(What the exercise asks)
Output all of the entries below precisely as written.

+++ Extracted entries +++

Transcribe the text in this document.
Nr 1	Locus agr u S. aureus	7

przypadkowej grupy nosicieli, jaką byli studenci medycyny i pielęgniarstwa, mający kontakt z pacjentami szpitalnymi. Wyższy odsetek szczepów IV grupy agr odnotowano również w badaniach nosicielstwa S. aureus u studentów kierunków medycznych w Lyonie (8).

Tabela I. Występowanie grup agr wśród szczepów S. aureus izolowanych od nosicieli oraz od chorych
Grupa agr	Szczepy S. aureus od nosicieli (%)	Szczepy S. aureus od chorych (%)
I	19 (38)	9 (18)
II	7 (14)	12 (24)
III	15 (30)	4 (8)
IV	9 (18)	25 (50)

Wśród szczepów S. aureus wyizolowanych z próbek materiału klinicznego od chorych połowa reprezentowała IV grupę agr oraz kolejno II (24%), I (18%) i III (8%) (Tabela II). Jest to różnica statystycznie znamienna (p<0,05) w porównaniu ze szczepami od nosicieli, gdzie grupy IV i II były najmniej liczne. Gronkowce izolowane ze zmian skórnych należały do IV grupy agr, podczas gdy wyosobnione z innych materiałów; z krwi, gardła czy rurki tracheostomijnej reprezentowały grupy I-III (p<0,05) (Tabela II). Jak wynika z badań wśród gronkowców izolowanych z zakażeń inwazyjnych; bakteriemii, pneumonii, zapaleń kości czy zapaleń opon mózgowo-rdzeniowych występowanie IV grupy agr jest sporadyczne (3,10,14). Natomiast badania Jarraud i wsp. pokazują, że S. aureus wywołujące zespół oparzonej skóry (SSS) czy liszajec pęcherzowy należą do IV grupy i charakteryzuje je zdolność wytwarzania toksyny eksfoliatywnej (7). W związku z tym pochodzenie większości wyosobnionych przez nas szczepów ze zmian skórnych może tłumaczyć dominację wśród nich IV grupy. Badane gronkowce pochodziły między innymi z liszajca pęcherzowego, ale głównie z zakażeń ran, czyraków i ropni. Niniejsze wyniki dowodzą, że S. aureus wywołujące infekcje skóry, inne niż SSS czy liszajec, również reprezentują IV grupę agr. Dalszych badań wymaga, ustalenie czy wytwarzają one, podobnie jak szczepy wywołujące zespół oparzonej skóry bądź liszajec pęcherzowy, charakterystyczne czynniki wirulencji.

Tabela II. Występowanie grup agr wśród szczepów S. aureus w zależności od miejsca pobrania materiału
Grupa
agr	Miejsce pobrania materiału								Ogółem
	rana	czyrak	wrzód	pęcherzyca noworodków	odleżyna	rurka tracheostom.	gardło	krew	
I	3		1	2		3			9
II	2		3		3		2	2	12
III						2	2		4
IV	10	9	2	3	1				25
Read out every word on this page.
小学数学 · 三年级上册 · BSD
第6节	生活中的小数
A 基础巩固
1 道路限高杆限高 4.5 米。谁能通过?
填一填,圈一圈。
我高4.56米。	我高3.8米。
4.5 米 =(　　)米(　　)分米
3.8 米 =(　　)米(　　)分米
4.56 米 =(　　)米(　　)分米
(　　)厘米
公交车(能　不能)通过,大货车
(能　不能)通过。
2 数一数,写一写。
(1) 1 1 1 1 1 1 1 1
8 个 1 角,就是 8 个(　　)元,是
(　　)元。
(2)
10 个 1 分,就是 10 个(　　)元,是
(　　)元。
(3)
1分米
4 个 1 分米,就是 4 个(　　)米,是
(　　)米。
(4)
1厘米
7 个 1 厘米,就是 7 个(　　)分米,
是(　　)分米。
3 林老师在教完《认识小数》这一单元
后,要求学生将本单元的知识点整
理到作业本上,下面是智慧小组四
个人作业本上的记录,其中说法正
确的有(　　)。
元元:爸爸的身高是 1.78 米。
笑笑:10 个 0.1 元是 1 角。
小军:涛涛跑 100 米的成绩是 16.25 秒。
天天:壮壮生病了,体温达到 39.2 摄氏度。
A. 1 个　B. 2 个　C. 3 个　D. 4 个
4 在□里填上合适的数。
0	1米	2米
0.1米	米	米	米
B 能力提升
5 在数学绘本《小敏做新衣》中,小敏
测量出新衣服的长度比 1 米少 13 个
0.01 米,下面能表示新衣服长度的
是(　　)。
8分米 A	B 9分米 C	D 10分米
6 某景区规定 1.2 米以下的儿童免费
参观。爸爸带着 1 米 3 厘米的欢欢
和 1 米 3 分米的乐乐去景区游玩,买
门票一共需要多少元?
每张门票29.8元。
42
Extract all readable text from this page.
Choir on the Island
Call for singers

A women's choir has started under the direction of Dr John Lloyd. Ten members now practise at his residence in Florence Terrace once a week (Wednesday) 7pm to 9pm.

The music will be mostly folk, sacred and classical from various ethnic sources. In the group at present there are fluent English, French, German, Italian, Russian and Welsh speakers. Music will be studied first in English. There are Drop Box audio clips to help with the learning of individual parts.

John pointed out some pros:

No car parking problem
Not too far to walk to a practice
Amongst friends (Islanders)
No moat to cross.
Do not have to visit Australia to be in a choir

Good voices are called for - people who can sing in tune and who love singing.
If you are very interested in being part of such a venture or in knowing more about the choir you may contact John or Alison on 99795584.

+++

(Task result)
Transcribe the text in this document.
Nr 1	Locus agr u S. aureus	7

przypadkowej grupy nosicieli, jaką byli studenci medycyny i pielęgniarstwa, mający kontakt z pacjentami szpitalnymi. Wyższy odsetek szczepów IV grupy agr odnotowano również w badaniach nosicielstwa S. aureus u studentów kierunków medycznych w Lyonie (8).

Tabela I. Występowanie grup agr wśród szczepów S. aureus izolowanych od nosicieli oraz od chorych
Grupa agr	Szczepy S. aureus od nosicieli (%)	Szczepy S. aureus od chorych (%)
I	19 (38)	9 (18)
II	7 (14)	12 (24)
III	15 (30)	4 (8)
IV	9 (18)	25 (50)

Wśród szczepów S. aureus wyizolowanych z próbek materiału klinicznego od chorych połowa reprezentowała IV grupę agr oraz kolejno II (24%), I (18%) i III (8%) (Tabela II). Jest to różnica statystycznie znamienna (p<0,05) w porównaniu ze szczepami od nosicieli, gdzie grupy IV i II były najmniej liczne. Gronkowce izolowane ze zmian skórnych należały do IV grupy agr, podczas gdy wyosobnione z innych materiałów; z krwi, gardła czy rurki tracheostomijnej reprezentowały grupy I-III (p<0,05) (Tabela II). Jak wynika z badań wśród gronkowców izolowanych z zakażeń inwazyjnych; bakteriemii, pneumonii, zapaleń kości czy zapaleń opon mózgowo-rdzeniowych występowanie IV grupy agr jest sporadyczne (3,10,14). Natomiast badania Jarraud i wsp. pokazują, że S. aureus wywołujące zespół oparzonej skóry (SSS) czy liszajec pęcherzowy należą do IV grupy i charakteryzuje je zdolność wytwarzania toksyny eksfoliatywnej (7). W związku z tym pochodzenie większości wyosobnionych przez nas szczepów ze zmian skórnych może tłumaczyć dominację wśród nich IV grupy. Badane gronkowce pochodziły między innymi z liszajca pęcherzowego, ale głównie z zakażeń ran, czyraków i ropni. Niniejsze wyniki dowodzą, że S. aureus wywołujące infekcje skóry, inne niż SSS czy liszajec, również reprezentują IV grupę agr. Dalszych badań wymaga, ustalenie czy wytwarzają one, podobnie jak szczepy wywołujące zespół oparzonej skóry bądź liszajec pęcherzowy, charakterystyczne czynniki wirulencji.

Tabela II. Występowanie grup agr wśród szczepów S. aureus w zależności od miejsca pobrania materiału
Grupa
agr	Miejsce pobrania materiału								Ogółem
	rana	czyrak	wrzód	pęcherzyca noworodków	odleżyna	rurka tracheostom.	gardło	krew	
I	3		1	2		3			9
II	2		3		3		2	2	12
III						2	2		4
IV	10	9	2	3	1				25
Read out every word on this page.
小学数学 · 三年级上册 · BSD
第6节	生活中的小数
A 基础巩固
1 道路限高杆限高 4.5 米。谁能通过?
填一填,圈一圈。
我高4.56米。	我高3.8米。
4.5 米 =(　　)米(　　)分米
3.8 米 =(　　)米(　　)分米
4.56 米 =(　　)米(　　)分米
(　　)厘米
公交车(能　不能)通过,大货车
(能　不能)通过。
2 数一数,写一写。
(1) 1 1 1 1 1 1 1 1
8 个 1 角,就是 8 个(　　)元,是
(　　)元。
(2)
10 个 1 分,就是 10 个(　　)元,是
(　　)元。
(3)
1分米
4 个 1 分米,就是 4 个(　　)米,是
(　　)米。
(4)
1厘米
7 个 1 厘米,就是 7 个(　　)分米,
是(　　)分米。
3 林老师在教完《认识小数》这一单元
后,要求学生将本单元的知识点整
理到作业本上,下面是智慧小组四
个人作业本上的记录,其中说法正
确的有(　　)。
元元:爸爸的身高是 1.78 米。
笑笑:10 个 0.1 元是 1 角。
小军:涛涛跑 100 米的成绩是 16.25 秒。
天天:壮壮生病了,体温达到 39.2 摄氏度。
A. 1 个　B. 2 个　C. 3 个　D. 4 个
4 在□里填上合适的数。
0	1米	2米
0.1米	米	米	米
B 能力提升
5 在数学绘本《小敏做新衣》中,小敏
测量出新衣服的长度比 1 米少 13 个
0.01 米,下面能表示新衣服长度的
是(　　)。
8分米 A	B 9分米 C	D 10分米
6 某景区规定 1.2 米以下的儿童免费
参观。爸爸带着 1 米 3 厘米的欢欢
和 1 米 3 分米的乐乐去景区游玩,买
门票一共需要多少元?
每张门票29.8元。
42
Extract all readable text from this page.
Choir on the Island
Call for singers

A women's choir has started under the direction of Dr John Lloyd. Ten members now practise at his residence in Florence Terrace once a week (Wednesday) 7pm to 9pm.

The music will be mostly folk, sacred and classical from various ethnic sources. In the group at present there are fluent English, French, German, Italian, Russian and Welsh speakers. Music will be studied first in English. There are Drop Box audio clips to help with the learning of individual parts.

John pointed out some pros:

No car parking problem
Not too far to walk to a practice
Amongst friends (Islanders)
No moat to cross.
Do not have to visit Australia to be in a choir

Good voices are called for - people who can sing in tune and who love singing.
If you are very interested in being part of such a venture or in knowing more about the choir you may contact John or Alison on 99795584.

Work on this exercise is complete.